Copy out, unchanged, the lines of the records from the one containing "List all visible" through the one containing "- data-point: [437, 258, 446, 267]", including both of those lines and nothing else.

───── Recorded data

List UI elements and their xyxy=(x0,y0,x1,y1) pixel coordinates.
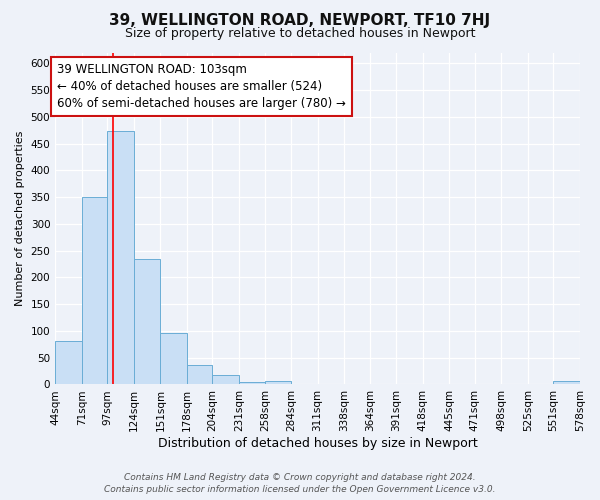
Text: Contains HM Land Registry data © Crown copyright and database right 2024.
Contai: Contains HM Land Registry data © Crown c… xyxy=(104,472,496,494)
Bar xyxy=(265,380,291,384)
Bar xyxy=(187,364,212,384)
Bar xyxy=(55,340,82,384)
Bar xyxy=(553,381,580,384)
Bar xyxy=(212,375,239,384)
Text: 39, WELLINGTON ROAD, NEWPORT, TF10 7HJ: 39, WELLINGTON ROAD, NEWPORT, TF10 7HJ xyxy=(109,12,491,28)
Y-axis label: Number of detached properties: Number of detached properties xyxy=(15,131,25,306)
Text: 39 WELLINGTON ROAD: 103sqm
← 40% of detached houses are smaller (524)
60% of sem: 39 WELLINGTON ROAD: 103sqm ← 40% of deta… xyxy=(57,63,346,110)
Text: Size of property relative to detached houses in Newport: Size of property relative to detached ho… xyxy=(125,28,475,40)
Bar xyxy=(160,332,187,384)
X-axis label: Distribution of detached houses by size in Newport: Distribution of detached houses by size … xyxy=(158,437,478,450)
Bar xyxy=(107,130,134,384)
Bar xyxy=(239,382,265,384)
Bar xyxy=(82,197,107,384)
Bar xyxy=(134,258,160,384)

──────────
───── Recorded data

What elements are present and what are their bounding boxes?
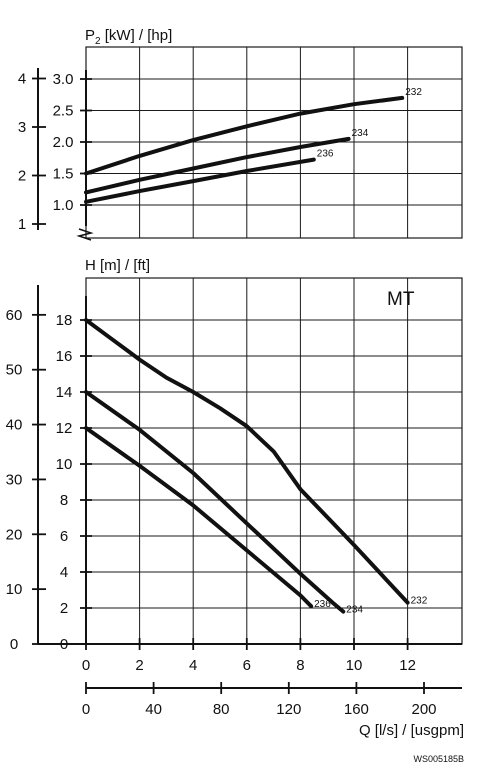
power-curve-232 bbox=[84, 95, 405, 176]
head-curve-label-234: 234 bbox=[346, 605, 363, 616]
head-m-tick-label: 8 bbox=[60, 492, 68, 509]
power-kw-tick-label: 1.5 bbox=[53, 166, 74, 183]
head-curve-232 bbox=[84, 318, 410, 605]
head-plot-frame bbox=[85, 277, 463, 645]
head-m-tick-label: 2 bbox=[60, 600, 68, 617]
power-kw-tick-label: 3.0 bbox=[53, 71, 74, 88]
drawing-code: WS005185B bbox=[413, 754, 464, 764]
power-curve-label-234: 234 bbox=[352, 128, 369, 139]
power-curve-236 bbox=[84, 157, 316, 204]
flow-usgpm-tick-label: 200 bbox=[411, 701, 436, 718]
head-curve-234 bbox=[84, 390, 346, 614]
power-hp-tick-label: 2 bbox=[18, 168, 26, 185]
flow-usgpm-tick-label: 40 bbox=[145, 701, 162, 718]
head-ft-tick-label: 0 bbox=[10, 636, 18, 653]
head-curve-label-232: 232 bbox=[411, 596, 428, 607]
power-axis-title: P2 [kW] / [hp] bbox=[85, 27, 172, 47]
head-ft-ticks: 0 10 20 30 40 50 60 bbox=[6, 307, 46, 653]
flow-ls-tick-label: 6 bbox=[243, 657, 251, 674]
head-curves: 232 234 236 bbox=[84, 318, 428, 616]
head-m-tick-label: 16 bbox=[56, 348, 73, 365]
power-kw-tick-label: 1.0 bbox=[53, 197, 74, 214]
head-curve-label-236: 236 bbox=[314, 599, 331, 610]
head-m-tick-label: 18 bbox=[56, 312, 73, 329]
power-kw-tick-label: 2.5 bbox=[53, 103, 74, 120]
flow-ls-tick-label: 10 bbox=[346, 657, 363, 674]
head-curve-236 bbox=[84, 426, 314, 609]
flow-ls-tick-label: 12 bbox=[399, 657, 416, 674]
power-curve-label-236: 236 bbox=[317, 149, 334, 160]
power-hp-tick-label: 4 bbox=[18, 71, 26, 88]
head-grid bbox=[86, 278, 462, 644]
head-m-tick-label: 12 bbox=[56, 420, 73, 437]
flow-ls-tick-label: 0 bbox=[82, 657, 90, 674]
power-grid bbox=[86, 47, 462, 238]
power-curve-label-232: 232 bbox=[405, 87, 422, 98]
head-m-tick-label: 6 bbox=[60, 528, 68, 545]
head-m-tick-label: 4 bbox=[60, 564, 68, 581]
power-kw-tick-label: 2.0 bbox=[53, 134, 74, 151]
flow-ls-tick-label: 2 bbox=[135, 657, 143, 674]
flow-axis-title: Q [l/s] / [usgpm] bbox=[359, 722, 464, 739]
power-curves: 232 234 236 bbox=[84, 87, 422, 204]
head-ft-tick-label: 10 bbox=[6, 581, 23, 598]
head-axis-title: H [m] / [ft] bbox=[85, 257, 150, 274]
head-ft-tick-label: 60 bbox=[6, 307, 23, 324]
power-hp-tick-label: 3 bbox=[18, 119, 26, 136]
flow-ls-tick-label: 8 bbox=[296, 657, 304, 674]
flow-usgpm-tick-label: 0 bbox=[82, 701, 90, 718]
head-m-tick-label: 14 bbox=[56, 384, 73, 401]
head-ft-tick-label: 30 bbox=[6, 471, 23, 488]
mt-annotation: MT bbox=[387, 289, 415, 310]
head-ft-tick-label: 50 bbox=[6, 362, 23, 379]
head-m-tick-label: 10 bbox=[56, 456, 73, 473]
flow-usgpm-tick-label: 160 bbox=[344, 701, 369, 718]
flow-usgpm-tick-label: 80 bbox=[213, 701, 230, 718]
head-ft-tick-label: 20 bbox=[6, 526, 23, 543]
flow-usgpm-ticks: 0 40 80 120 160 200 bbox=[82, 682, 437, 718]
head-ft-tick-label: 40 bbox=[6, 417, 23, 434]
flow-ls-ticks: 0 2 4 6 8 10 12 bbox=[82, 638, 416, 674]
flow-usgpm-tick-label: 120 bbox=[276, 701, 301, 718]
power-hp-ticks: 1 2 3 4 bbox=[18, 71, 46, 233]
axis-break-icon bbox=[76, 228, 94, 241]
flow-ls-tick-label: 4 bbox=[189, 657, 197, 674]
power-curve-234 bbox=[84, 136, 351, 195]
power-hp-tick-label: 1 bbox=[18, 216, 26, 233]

──────────
───── Recorded data

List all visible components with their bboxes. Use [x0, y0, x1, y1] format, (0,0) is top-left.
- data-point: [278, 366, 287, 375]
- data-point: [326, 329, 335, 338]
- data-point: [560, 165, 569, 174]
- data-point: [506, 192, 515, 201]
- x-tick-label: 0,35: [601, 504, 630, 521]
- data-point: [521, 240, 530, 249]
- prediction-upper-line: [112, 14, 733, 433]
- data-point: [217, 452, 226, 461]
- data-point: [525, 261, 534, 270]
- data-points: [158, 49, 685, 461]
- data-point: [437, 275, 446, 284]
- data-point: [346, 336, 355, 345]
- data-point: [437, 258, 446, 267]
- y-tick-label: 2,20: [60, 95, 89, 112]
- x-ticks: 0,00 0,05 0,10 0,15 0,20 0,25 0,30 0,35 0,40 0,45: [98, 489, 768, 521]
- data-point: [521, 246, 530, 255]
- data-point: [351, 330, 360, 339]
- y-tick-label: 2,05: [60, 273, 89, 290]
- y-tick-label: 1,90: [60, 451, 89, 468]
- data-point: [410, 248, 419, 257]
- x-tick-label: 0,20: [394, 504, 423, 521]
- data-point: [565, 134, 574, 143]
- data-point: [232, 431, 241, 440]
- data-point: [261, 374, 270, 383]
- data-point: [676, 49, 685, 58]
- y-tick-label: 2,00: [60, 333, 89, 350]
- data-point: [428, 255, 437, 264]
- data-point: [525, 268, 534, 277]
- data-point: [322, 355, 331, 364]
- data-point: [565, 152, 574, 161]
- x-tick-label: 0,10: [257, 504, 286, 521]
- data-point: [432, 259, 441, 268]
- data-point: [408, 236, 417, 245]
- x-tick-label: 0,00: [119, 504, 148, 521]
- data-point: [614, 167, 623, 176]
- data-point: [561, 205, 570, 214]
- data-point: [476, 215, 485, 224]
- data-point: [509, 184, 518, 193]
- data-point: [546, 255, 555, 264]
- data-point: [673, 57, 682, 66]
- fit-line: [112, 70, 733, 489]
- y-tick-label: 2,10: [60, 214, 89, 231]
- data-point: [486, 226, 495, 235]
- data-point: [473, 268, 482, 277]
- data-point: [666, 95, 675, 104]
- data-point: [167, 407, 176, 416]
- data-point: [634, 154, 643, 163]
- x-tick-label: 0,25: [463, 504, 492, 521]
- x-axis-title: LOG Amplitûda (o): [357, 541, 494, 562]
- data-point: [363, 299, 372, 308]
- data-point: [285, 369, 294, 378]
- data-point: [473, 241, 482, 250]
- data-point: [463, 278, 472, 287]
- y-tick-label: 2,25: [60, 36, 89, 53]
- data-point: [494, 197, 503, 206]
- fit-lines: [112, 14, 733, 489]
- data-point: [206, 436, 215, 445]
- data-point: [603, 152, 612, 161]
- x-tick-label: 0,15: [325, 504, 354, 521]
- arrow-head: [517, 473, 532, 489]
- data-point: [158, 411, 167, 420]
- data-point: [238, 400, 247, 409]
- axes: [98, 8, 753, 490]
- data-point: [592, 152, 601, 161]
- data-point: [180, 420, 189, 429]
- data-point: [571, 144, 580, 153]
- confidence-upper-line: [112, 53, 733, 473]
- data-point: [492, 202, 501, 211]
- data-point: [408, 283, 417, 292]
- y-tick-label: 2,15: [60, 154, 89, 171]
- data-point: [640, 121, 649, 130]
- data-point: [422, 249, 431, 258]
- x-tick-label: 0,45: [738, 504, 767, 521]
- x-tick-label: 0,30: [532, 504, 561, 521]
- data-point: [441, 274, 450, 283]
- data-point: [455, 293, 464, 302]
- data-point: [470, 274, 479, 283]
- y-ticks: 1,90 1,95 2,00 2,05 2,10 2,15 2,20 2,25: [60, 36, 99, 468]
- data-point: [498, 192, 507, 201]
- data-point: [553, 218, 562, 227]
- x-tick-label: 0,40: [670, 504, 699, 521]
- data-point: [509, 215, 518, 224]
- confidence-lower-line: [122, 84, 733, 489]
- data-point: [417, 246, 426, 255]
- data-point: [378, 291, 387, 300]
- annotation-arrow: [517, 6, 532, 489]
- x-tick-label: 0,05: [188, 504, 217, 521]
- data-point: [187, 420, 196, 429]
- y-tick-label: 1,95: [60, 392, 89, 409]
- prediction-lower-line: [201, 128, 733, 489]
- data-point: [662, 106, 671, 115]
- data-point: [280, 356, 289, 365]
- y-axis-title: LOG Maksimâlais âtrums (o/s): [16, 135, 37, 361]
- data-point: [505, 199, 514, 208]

──────────

**Response below:**
List all visible components with their bboxes. Use [x0, y0, x1, y1] format, (0,0) is top-left.
- data-point: [278, 366, 287, 375]
- data-point: [326, 329, 335, 338]
- data-point: [560, 165, 569, 174]
- data-point: [506, 192, 515, 201]
- x-tick-label: 0,35: [601, 504, 630, 521]
- data-point: [521, 240, 530, 249]
- prediction-upper-line: [112, 14, 733, 433]
- data-point: [217, 452, 226, 461]
- data-point: [525, 261, 534, 270]
- data-points: [158, 49, 685, 461]
- data-point: [437, 275, 446, 284]
- data-point: [346, 336, 355, 345]
- data-point: [437, 258, 446, 267]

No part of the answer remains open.